Task brief: Quote every line below exactly as it reads.

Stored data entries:
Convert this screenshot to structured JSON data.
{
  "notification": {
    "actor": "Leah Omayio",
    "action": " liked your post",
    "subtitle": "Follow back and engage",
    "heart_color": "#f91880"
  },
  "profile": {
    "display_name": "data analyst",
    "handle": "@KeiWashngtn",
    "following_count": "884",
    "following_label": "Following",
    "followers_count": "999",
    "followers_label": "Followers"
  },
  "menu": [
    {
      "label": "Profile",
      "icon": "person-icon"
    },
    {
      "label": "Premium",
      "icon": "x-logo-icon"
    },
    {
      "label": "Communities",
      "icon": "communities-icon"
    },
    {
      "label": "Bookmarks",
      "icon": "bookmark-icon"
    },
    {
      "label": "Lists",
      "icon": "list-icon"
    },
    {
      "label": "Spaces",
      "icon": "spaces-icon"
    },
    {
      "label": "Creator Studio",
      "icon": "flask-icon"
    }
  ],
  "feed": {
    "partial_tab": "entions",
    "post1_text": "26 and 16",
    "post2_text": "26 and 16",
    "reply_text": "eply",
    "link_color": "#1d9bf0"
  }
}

Response to this task:
Convert this screenshot to structured JSON data.
{
  "notification": {
    "actor": "Leah Omayio",
    "action": " liked your post",
    "subtitle": "Follow back and engage",
    "heart_color": "#f91880"
  },
  "profile": {
    "display_name": "data analyst",
    "handle": "@KeiWashngtn",
    "following_count": "884",
    "following_label": "Following",
    "followers_count": "999",
    "followers_label": "Followers"
  },
  "menu": [
    {
      "label": "Profile",
      "icon": "person-icon"
    },
    {
      "label": "Premium",
      "icon": "x-logo-icon"
    },
    {
      "label": "Communities",
      "icon": "communities-icon"
    },
    {
      "label": "Bookmarks",
      "icon": "bookmark-icon"
    },
    {
      "label": "Lists",
      "icon": "list-icon"
    },
    {
      "label": "Spaces",
      "icon": "spaces-icon"
    },
    {
      "label": "Creator Studio",
      "icon": "flask-icon"
    }
  ],
  "feed": {
    "partial_tab": "entions",
    "post1_text": "26 and 16",
    "post2_text": "26 and 16",
    "reply_text": "eply",
    "link_color": "#1d9bf0"
  }
}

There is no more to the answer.